Provided material:
######

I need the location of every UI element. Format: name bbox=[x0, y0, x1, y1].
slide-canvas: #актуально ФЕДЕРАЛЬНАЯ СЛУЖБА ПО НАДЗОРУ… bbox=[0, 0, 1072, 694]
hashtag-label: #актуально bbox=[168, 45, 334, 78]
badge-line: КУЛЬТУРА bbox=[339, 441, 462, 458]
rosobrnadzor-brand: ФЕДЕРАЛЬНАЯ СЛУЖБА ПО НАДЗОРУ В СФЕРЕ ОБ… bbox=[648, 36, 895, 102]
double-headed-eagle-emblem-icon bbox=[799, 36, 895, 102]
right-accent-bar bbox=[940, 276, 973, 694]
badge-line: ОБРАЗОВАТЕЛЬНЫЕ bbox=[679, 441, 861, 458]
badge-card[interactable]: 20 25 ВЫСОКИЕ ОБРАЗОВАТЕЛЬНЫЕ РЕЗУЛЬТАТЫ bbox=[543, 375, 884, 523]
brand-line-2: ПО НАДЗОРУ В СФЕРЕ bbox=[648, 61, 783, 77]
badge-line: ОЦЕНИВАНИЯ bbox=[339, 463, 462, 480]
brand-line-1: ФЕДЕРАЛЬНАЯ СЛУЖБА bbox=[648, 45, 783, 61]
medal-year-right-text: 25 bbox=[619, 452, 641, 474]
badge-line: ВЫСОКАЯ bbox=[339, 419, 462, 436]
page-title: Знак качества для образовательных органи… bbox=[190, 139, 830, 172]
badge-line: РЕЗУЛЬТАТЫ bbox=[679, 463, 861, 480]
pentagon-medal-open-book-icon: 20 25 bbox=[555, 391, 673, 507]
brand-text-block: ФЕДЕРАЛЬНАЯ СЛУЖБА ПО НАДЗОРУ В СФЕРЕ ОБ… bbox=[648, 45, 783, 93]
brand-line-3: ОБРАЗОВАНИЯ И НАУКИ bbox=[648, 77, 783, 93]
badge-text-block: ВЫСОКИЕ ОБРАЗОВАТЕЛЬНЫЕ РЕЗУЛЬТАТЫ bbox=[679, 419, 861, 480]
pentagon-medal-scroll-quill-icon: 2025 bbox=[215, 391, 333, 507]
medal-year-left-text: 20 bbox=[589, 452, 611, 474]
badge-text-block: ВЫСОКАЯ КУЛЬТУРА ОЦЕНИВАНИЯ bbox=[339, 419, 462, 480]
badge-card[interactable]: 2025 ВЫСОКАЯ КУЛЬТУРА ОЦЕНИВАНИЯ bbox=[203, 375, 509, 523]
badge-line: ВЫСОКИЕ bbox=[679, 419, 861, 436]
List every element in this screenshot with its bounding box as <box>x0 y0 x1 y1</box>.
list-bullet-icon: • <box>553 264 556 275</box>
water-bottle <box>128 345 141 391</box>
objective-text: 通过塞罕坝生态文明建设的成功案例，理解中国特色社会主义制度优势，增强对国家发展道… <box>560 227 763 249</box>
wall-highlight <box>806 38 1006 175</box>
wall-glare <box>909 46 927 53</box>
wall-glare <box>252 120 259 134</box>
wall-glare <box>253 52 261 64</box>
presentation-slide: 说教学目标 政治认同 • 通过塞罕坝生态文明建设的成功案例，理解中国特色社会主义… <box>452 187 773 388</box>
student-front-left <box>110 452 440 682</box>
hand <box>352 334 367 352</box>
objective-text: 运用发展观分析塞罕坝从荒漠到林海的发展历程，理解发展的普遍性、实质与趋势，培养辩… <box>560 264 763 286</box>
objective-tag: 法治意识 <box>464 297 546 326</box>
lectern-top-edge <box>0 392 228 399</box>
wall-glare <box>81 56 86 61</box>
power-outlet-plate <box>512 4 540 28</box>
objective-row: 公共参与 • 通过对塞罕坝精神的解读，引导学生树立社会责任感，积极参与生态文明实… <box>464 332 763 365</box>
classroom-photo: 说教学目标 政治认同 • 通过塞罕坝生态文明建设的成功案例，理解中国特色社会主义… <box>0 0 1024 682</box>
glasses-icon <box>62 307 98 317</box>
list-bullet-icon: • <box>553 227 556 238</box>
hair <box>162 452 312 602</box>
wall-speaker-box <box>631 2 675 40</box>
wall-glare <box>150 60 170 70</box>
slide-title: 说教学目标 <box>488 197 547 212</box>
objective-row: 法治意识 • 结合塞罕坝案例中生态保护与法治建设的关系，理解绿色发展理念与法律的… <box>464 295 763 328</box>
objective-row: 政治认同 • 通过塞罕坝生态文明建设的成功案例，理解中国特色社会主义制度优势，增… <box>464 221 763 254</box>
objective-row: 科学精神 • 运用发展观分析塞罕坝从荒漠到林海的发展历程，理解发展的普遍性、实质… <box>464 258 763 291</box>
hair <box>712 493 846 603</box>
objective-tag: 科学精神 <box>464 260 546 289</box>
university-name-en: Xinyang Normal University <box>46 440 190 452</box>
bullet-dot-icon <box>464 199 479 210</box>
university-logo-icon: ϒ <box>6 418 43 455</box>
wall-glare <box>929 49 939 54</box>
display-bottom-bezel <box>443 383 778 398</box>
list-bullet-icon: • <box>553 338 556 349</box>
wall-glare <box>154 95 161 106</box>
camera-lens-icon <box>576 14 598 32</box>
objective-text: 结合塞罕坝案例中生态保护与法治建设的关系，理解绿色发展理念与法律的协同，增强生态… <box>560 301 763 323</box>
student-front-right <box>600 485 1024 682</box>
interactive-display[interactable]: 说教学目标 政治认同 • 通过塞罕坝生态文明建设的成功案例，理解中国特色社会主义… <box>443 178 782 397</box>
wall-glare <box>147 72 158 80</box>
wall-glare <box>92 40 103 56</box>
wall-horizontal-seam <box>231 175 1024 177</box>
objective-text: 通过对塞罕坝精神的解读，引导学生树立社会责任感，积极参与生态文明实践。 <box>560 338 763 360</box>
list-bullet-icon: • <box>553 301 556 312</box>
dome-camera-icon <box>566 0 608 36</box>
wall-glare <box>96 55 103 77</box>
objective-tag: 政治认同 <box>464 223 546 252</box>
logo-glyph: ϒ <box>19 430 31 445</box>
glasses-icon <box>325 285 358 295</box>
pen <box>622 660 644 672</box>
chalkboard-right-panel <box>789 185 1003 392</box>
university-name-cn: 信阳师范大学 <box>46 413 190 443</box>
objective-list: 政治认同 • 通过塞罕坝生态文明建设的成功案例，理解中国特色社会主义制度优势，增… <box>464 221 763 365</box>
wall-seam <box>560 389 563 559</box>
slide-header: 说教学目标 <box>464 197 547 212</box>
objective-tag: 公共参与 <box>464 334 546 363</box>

######

Your instructions:
Can you rewrite all the entries above with "wall-glare" changed to "wall-reflection" and everything else left as it is?

Final answer:
I need the location of every UI element. Format: name bbox=[x0, y0, x1, y1].
slide-canvas: #актуально ФЕДЕРАЛЬНАЯ СЛУЖБА ПО НАДЗОРУ… bbox=[0, 0, 1072, 694]
hashtag-label: #актуально bbox=[168, 45, 334, 78]
badge-line: КУЛЬТУРА bbox=[339, 441, 462, 458]
rosobrnadzor-brand: ФЕДЕРАЛЬНАЯ СЛУЖБА ПО НАДЗОРУ В СФЕРЕ ОБ… bbox=[648, 36, 895, 102]
double-headed-eagle-emblem-icon bbox=[799, 36, 895, 102]
right-accent-bar bbox=[940, 276, 973, 694]
badge-line: ОБРАЗОВАТЕЛЬНЫЕ bbox=[679, 441, 861, 458]
badge-card[interactable]: 20 25 ВЫСОКИЕ ОБРАЗОВАТЕЛЬНЫЕ РЕЗУЛЬТАТЫ bbox=[543, 375, 884, 523]
brand-line-2: ПО НАДЗОРУ В СФЕРЕ bbox=[648, 61, 783, 77]
badge-line: ОЦЕНИВАНИЯ bbox=[339, 463, 462, 480]
brand-line-1: ФЕДЕРАЛЬНАЯ СЛУЖБА bbox=[648, 45, 783, 61]
medal-year-right-text: 25 bbox=[619, 452, 641, 474]
badge-line: ВЫСОКАЯ bbox=[339, 419, 462, 436]
page-title: Знак качества для образовательных органи… bbox=[190, 139, 830, 172]
badge-line: РЕЗУЛЬТАТЫ bbox=[679, 463, 861, 480]
pentagon-medal-open-book-icon: 20 25 bbox=[555, 391, 673, 507]
brand-text-block: ФЕДЕРАЛЬНАЯ СЛУЖБА ПО НАДЗОРУ В СФЕРЕ ОБ… bbox=[648, 45, 783, 93]
brand-line-3: ОБРАЗОВАНИЯ И НАУКИ bbox=[648, 77, 783, 93]
badge-text-block: ВЫСОКИЕ ОБРАЗОВАТЕЛЬНЫЕ РЕЗУЛЬТАТЫ bbox=[679, 419, 861, 480]
pentagon-medal-scroll-quill-icon: 2025 bbox=[215, 391, 333, 507]
medal-year-left-text: 20 bbox=[589, 452, 611, 474]
badge-text-block: ВЫСОКАЯ КУЛЬТУРА ОЦЕНИВАНИЯ bbox=[339, 419, 462, 480]
badge-card[interactable]: 2025 ВЫСОКАЯ КУЛЬТУРА ОЦЕНИВАНИЯ bbox=[203, 375, 509, 523]
badge-line: ВЫСОКИЕ bbox=[679, 419, 861, 436]
List every element in this screenshot with its bounding box as <box>x0 y0 x1 y1</box>.
list-bullet-icon: • <box>553 264 556 275</box>
water-bottle <box>128 345 141 391</box>
objective-text: 通过塞罕坝生态文明建设的成功案例，理解中国特色社会主义制度优势，增强对国家发展道… <box>560 227 763 249</box>
wall-highlight <box>806 38 1006 175</box>
wall-reflection <box>909 46 927 53</box>
wall-reflection <box>252 120 259 134</box>
wall-reflection <box>253 52 261 64</box>
presentation-slide: 说教学目标 政治认同 • 通过塞罕坝生态文明建设的成功案例，理解中国特色社会主义… <box>452 187 773 388</box>
student-front-left <box>110 452 440 682</box>
hand <box>352 334 367 352</box>
objective-text: 运用发展观分析塞罕坝从荒漠到林海的发展历程，理解发展的普遍性、实质与趋势，培养辩… <box>560 264 763 286</box>
objective-tag: 法治意识 <box>464 297 546 326</box>
lectern-top-edge <box>0 392 228 399</box>
wall-reflection <box>81 56 86 61</box>
power-outlet-plate <box>512 4 540 28</box>
objective-row: 公共参与 • 通过对塞罕坝精神的解读，引导学生树立社会责任感，积极参与生态文明实… <box>464 332 763 365</box>
classroom-photo: 说教学目标 政治认同 • 通过塞罕坝生态文明建设的成功案例，理解中国特色社会主义… <box>0 0 1024 682</box>
glasses-icon <box>62 307 98 317</box>
list-bullet-icon: • <box>553 227 556 238</box>
hair <box>162 452 312 602</box>
wall-speaker-box <box>631 2 675 40</box>
wall-reflection <box>150 60 170 70</box>
slide-title: 说教学目标 <box>488 197 547 212</box>
objective-row: 法治意识 • 结合塞罕坝案例中生态保护与法治建设的关系，理解绿色发展理念与法律的… <box>464 295 763 328</box>
objective-row: 政治认同 • 通过塞罕坝生态文明建设的成功案例，理解中国特色社会主义制度优势，增… <box>464 221 763 254</box>
objective-row: 科学精神 • 运用发展观分析塞罕坝从荒漠到林海的发展历程，理解发展的普遍性、实质… <box>464 258 763 291</box>
hair <box>712 493 846 603</box>
objective-tag: 科学精神 <box>464 260 546 289</box>
university-name-en: Xinyang Normal University <box>46 440 190 452</box>
bullet-dot-icon <box>464 199 479 210</box>
university-logo-icon: ϒ <box>6 418 43 455</box>
wall-reflection <box>929 49 939 54</box>
display-bottom-bezel <box>443 383 778 398</box>
list-bullet-icon: • <box>553 338 556 349</box>
wall-reflection <box>154 95 161 106</box>
camera-lens-icon <box>576 14 598 32</box>
objective-text: 结合塞罕坝案例中生态保护与法治建设的关系，理解绿色发展理念与法律的协同，增强生态… <box>560 301 763 323</box>
student-front-right <box>600 485 1024 682</box>
interactive-display[interactable]: 说教学目标 政治认同 • 通过塞罕坝生态文明建设的成功案例，理解中国特色社会主义… <box>443 178 782 397</box>
wall-reflection <box>147 72 158 80</box>
wall-reflection <box>92 40 103 56</box>
wall-horizontal-seam <box>231 175 1024 177</box>
objective-text: 通过对塞罕坝精神的解读，引导学生树立社会责任感，积极参与生态文明实践。 <box>560 338 763 360</box>
list-bullet-icon: • <box>553 301 556 312</box>
dome-camera-icon <box>566 0 608 36</box>
wall-reflection <box>96 55 103 77</box>
objective-tag: 政治认同 <box>464 223 546 252</box>
logo-glyph: ϒ <box>19 430 31 445</box>
glasses-icon <box>325 285 358 295</box>
pen <box>622 660 644 672</box>
chalkboard-right-panel <box>789 185 1003 392</box>
university-name-cn: 信阳师范大学 <box>46 413 190 443</box>
objective-list: 政治认同 • 通过塞罕坝生态文明建设的成功案例，理解中国特色社会主义制度优势，增… <box>464 221 763 365</box>
wall-seam <box>560 389 563 559</box>
slide-header: 说教学目标 <box>464 197 547 212</box>
objective-tag: 公共参与 <box>464 334 546 363</box>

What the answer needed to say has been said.